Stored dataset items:
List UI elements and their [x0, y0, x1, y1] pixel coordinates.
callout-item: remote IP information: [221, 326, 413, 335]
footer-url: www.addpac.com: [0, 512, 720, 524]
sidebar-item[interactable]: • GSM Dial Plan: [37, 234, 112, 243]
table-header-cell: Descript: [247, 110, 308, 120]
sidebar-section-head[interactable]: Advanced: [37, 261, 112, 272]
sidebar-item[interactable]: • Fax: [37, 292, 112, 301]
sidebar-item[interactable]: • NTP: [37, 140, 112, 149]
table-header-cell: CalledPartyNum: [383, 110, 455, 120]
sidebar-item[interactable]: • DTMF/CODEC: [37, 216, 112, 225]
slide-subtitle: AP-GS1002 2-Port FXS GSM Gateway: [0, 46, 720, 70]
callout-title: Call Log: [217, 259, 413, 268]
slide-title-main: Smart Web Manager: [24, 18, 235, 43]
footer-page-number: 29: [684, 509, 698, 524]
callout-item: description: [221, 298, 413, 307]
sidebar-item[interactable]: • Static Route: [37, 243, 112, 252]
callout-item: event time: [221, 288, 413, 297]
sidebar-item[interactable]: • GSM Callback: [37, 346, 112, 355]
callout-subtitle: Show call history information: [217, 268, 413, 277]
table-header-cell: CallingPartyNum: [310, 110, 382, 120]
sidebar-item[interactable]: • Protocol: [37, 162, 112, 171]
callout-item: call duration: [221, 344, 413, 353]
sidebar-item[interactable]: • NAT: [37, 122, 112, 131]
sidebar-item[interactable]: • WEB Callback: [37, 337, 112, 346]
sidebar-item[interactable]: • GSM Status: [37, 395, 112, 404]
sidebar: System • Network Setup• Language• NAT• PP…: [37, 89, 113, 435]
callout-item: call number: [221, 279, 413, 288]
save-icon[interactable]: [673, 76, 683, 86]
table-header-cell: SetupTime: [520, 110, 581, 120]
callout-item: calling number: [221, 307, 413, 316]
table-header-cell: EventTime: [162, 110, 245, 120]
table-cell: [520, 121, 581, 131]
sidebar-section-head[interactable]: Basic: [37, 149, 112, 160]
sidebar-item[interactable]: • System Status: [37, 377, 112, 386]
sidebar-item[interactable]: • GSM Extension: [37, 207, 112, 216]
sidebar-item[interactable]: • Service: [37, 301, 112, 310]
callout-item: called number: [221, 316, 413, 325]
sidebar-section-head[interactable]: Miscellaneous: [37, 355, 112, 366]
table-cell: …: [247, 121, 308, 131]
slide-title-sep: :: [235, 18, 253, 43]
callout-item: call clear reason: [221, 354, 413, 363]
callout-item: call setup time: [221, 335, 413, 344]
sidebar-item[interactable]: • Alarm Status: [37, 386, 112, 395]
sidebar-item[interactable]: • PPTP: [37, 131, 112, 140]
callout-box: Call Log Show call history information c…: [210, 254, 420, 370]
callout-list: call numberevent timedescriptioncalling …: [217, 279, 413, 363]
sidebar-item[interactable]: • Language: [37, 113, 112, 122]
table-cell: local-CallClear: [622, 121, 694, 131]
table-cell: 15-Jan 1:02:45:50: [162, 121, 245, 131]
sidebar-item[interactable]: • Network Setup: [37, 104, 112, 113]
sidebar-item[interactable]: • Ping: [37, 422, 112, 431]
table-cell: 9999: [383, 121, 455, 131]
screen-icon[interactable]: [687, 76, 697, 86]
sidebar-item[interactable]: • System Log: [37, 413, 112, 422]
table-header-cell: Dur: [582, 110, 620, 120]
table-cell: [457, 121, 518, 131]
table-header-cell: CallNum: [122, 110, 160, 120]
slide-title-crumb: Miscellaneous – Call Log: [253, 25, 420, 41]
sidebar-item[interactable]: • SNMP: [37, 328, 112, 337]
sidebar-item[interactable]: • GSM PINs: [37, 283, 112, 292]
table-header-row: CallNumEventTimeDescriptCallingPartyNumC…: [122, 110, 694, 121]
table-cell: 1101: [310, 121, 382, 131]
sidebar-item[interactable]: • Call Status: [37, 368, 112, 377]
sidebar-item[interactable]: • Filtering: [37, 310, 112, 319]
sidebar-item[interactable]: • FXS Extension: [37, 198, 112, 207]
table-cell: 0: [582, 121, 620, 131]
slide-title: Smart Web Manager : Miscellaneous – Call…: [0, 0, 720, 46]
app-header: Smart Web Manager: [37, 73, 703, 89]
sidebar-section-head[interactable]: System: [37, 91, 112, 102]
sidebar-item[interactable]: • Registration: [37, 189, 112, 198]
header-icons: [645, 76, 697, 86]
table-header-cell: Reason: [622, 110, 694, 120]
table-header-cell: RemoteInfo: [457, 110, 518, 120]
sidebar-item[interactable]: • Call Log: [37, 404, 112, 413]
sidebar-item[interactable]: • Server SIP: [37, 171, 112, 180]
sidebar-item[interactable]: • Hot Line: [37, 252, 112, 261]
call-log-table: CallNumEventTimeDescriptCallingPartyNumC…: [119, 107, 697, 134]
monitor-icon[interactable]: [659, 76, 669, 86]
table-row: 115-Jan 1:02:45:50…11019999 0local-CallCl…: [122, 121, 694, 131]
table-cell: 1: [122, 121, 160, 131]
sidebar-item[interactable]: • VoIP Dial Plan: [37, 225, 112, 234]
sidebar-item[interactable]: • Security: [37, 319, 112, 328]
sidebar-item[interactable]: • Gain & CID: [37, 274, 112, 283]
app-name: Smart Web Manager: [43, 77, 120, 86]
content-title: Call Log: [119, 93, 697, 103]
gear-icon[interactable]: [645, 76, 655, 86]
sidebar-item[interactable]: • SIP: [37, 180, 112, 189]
---
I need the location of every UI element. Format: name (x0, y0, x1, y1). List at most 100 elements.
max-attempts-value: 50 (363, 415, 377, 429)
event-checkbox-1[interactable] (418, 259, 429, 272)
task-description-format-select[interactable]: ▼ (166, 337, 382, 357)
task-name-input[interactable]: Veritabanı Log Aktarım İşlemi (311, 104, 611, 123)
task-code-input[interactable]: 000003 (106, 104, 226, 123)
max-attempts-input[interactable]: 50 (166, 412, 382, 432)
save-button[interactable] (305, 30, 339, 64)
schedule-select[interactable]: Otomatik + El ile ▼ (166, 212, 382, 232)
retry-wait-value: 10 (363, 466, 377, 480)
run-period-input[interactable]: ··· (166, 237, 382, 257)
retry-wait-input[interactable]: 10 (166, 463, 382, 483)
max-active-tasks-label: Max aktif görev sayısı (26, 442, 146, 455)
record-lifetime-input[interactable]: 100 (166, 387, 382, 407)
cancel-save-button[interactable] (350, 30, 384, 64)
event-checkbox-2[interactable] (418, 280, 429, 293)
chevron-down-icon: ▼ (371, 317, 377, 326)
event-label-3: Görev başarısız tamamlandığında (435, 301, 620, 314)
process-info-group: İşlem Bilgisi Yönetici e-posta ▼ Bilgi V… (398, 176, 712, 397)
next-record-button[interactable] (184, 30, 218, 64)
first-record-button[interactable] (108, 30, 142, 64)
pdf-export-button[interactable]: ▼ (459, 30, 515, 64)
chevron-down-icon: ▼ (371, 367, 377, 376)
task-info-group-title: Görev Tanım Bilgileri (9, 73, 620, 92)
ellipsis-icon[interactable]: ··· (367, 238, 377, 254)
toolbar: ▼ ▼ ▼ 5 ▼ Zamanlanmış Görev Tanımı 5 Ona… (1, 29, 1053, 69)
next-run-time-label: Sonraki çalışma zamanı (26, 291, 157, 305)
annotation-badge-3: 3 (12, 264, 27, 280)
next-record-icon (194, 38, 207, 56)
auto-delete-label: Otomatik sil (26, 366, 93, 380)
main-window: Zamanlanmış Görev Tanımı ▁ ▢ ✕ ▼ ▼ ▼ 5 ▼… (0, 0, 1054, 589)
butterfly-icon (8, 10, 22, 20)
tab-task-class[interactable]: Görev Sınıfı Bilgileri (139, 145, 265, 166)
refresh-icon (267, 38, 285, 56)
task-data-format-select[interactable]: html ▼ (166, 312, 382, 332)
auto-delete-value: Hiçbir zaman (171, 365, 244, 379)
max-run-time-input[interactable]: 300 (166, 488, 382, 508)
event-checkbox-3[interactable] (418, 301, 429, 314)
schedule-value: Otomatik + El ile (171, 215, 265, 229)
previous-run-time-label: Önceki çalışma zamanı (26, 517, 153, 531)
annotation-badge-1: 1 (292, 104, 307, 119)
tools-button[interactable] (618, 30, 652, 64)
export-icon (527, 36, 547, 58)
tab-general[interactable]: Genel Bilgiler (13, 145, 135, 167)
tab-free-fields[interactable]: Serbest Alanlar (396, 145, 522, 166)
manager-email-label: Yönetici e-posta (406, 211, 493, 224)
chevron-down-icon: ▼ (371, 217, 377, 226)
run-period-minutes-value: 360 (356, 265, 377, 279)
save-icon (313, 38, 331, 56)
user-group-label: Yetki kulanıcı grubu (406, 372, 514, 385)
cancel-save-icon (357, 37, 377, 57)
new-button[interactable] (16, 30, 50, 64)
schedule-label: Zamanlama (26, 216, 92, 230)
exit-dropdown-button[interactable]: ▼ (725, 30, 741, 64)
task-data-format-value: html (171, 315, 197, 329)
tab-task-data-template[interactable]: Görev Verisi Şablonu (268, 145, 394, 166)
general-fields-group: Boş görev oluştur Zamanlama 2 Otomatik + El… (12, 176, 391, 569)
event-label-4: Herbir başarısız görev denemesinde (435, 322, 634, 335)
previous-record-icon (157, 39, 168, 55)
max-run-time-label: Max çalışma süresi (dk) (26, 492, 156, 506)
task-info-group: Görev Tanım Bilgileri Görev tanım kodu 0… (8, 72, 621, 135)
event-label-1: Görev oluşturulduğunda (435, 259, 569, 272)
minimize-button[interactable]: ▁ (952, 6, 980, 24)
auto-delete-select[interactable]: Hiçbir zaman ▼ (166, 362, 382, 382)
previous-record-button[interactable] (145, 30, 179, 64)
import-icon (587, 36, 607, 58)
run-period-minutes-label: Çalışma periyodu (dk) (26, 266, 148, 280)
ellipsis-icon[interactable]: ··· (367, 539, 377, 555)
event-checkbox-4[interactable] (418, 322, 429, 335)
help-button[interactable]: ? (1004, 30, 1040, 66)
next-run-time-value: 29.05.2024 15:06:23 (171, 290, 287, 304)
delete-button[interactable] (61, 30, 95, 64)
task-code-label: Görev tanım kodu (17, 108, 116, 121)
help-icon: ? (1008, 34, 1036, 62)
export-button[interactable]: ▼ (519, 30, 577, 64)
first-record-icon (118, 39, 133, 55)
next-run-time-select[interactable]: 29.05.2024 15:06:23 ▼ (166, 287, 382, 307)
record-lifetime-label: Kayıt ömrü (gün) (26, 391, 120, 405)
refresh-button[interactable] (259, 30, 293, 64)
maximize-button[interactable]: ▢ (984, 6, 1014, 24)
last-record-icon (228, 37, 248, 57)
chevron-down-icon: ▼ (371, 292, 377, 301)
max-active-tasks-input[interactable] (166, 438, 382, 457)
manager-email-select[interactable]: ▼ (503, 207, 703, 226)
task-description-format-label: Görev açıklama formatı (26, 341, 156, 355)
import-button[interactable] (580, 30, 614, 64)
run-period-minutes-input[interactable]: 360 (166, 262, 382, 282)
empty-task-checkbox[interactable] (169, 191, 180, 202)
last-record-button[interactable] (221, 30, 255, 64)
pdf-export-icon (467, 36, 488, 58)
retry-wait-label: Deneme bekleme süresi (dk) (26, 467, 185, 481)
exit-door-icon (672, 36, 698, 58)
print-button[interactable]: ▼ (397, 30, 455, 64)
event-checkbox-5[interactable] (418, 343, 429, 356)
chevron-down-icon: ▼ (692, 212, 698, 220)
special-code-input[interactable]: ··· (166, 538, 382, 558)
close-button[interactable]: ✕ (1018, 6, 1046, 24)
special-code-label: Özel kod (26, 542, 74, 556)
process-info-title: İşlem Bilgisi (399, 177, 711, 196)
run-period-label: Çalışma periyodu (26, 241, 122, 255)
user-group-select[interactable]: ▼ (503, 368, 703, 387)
==
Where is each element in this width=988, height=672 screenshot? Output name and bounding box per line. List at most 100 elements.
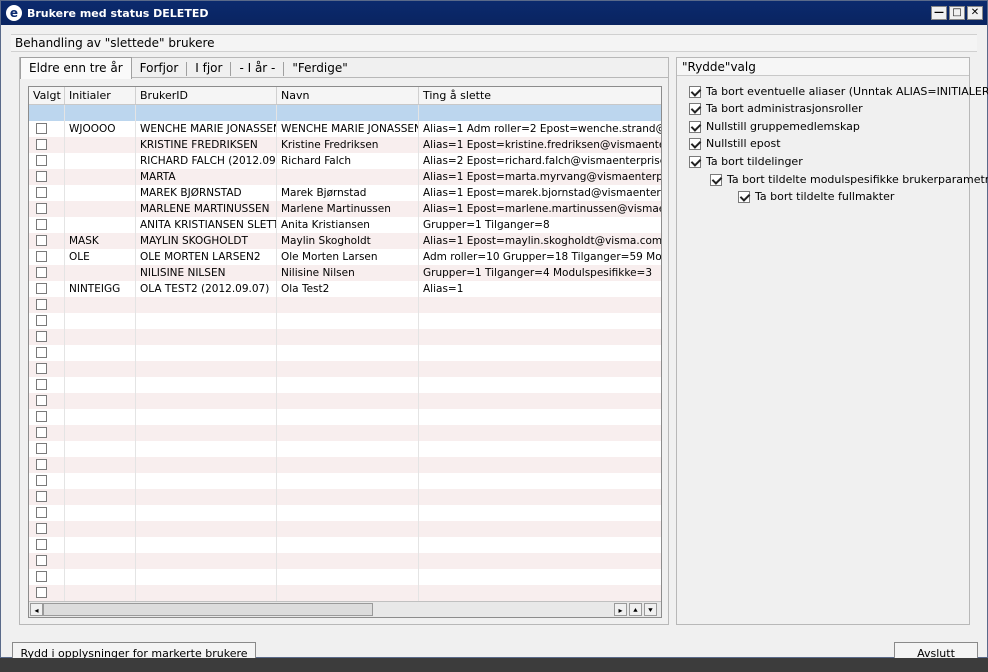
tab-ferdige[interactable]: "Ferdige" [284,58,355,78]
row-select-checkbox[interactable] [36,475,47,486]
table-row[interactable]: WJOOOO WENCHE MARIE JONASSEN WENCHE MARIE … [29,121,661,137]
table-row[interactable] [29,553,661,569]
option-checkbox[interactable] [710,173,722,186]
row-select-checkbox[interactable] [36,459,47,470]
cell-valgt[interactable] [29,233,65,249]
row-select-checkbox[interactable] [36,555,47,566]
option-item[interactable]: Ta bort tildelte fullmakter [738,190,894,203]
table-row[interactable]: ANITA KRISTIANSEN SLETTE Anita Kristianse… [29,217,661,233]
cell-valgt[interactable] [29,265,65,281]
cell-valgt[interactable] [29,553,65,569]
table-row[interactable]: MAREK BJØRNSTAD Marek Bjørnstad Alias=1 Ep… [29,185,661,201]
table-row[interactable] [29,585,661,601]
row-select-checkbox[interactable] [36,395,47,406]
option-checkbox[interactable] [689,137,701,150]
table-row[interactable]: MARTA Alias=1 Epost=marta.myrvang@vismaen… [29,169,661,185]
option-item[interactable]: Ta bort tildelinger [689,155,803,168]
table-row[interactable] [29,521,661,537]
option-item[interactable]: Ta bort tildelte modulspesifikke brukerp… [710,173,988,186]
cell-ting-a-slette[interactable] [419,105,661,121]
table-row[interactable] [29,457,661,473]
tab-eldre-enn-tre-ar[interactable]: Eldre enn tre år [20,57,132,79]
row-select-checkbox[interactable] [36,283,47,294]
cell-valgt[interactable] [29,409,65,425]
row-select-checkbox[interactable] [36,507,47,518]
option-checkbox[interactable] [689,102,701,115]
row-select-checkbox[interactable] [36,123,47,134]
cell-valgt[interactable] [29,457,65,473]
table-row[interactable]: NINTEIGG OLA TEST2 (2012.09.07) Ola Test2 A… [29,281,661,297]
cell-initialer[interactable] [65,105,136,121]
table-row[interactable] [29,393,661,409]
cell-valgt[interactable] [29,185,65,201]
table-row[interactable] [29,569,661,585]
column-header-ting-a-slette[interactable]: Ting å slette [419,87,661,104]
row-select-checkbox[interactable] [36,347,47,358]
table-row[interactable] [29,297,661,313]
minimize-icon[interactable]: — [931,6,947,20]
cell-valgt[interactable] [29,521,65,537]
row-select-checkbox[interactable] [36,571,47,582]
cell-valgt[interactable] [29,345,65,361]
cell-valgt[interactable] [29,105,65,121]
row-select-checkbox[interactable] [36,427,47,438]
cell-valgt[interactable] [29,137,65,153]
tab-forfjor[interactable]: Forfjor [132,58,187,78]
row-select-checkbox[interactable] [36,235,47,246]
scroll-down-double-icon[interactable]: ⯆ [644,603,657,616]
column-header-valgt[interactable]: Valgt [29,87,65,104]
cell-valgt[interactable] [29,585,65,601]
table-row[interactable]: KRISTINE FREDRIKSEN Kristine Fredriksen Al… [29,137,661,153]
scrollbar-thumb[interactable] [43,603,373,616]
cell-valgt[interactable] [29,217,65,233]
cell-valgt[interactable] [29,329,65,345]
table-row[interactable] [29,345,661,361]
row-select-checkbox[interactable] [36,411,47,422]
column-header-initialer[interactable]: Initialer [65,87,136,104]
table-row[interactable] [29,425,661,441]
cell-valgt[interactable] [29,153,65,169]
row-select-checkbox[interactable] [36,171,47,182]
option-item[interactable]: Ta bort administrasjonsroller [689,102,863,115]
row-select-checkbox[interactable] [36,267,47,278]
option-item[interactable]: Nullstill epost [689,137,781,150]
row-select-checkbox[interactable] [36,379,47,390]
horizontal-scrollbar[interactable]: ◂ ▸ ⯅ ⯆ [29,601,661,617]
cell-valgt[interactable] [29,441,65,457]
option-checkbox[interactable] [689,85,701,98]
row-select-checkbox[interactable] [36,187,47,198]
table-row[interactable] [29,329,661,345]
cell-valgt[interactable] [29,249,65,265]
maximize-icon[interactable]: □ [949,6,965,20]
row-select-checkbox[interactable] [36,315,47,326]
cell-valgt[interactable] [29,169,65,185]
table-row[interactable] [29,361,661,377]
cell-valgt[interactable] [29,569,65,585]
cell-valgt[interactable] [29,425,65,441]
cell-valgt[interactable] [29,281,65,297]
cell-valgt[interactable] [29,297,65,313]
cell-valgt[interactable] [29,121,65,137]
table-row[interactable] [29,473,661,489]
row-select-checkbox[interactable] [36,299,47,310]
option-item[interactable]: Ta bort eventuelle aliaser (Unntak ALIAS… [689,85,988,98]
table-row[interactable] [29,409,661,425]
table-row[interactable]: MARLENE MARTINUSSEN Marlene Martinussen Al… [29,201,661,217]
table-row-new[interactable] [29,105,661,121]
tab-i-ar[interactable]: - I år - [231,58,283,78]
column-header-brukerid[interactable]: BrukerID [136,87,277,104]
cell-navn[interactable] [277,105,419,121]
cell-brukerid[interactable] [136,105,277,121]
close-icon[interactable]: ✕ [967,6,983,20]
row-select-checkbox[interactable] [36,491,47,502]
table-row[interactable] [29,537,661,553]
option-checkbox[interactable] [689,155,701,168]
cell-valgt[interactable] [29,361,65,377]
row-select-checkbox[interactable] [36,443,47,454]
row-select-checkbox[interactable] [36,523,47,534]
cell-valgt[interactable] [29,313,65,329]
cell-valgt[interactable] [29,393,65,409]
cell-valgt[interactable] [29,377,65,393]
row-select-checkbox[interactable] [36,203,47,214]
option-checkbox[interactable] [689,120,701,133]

TO BE DONE:
Please echo the part that opens with the line containing "List UI elements" and closes with the line containing "table-header-cell: Descript: [247, 110, 308, 120]", keeping every line exactly the same.

FULL SOLUTION:
List UI elements and their [x0, y0, x1, y1] pixel coordinates.
callout-item: remote IP information: [221, 326, 413, 335]
footer-url: www.addpac.com: [0, 512, 720, 524]
sidebar-item[interactable]: • GSM Dial Plan: [37, 234, 112, 243]
table-header-cell: Descript: [247, 110, 308, 120]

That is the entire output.